**Input material**
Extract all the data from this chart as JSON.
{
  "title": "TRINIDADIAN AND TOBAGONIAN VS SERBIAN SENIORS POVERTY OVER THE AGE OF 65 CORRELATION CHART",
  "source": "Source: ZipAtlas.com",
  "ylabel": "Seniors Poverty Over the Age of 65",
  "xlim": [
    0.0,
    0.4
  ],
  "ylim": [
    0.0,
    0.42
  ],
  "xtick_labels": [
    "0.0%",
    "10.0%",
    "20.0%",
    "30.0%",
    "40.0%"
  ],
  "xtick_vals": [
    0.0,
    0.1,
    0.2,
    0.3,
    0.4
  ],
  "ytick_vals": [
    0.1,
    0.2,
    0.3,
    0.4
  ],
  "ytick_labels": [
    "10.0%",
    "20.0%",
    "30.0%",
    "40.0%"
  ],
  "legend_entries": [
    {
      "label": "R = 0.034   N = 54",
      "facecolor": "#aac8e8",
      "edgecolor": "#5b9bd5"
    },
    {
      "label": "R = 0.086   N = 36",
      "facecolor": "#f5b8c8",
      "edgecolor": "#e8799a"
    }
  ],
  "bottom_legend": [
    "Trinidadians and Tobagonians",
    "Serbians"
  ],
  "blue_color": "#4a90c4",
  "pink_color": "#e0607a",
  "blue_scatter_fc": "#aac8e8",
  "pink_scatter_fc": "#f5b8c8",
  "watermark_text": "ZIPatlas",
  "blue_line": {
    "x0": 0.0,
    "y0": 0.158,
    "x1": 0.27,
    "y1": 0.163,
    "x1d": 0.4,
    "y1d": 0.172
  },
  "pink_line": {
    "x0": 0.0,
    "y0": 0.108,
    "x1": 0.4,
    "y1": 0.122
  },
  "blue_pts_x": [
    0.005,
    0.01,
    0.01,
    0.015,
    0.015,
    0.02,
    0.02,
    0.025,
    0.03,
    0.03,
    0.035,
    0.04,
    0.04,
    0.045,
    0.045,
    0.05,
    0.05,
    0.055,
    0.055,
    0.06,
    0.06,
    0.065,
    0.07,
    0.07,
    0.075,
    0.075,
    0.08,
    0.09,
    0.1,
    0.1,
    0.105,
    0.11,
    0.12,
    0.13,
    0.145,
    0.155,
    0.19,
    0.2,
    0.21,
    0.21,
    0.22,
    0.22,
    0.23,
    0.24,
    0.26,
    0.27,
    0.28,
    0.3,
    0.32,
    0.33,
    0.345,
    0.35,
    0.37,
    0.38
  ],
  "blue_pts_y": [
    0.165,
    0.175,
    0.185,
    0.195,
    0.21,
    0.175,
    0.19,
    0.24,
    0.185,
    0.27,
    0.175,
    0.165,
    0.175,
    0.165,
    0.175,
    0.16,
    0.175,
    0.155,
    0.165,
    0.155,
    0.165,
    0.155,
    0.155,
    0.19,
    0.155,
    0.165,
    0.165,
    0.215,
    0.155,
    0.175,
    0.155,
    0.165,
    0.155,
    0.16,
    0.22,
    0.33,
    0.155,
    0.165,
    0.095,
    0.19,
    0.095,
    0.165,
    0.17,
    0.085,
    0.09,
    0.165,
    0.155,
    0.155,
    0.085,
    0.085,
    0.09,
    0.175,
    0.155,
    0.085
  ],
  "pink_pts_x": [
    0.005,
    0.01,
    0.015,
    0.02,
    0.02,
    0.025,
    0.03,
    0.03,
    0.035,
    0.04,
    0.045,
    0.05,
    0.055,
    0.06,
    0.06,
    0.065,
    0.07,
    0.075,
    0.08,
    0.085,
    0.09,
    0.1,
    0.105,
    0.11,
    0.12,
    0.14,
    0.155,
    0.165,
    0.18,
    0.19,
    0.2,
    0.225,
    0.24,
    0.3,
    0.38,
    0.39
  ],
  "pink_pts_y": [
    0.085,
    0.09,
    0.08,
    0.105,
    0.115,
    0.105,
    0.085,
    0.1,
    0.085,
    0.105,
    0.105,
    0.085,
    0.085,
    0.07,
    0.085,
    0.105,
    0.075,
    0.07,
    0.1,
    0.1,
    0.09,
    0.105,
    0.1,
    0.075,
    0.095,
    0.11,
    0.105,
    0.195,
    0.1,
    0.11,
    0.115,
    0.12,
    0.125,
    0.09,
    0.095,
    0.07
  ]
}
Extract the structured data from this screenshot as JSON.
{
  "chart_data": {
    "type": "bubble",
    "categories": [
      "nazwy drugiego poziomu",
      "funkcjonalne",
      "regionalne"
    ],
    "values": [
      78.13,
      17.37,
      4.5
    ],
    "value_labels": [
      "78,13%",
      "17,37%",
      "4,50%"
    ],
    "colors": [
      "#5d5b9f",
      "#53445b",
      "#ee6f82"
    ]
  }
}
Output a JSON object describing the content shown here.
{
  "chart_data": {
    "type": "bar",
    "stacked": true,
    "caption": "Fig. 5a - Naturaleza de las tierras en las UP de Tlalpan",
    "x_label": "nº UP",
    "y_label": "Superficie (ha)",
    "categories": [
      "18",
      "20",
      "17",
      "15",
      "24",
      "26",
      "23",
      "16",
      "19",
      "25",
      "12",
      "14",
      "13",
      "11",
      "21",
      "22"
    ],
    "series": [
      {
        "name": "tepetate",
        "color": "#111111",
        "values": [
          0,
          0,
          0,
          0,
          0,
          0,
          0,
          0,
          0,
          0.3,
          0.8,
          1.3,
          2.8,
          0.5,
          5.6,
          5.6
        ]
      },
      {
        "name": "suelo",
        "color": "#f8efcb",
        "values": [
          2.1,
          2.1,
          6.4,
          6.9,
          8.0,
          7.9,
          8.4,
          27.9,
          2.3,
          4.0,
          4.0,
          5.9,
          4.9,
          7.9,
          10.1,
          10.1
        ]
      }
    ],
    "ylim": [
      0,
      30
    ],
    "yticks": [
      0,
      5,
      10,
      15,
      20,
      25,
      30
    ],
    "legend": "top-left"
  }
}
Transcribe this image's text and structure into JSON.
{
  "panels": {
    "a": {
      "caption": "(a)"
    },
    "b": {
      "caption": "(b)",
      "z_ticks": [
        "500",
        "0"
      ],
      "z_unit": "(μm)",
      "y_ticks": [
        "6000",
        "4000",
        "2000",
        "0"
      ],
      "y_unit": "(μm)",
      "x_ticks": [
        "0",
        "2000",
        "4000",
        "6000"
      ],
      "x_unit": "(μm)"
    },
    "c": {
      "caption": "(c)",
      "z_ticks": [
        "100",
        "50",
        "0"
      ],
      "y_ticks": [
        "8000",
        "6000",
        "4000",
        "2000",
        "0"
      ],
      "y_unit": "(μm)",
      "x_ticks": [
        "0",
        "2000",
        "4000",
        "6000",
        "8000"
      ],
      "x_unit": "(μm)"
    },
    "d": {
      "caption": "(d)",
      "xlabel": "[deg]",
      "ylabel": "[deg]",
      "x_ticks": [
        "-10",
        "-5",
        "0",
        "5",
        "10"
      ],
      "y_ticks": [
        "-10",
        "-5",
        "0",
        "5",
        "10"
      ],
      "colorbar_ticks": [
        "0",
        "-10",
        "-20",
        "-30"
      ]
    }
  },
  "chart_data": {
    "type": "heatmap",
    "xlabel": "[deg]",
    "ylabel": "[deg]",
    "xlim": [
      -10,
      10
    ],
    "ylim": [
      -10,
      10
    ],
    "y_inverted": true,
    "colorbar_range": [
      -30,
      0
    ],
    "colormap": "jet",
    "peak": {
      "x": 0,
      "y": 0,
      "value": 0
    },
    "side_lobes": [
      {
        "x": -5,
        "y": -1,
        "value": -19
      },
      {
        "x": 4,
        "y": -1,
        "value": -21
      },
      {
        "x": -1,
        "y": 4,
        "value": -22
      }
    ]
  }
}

**Written exercise**
Copy all lines from the material that contain "ylabel".

**Final result**
  "ylabel": "Seniors Poverty Over the Age of 65",
      "ylabel": "[deg]",
    "ylabel": "[deg]",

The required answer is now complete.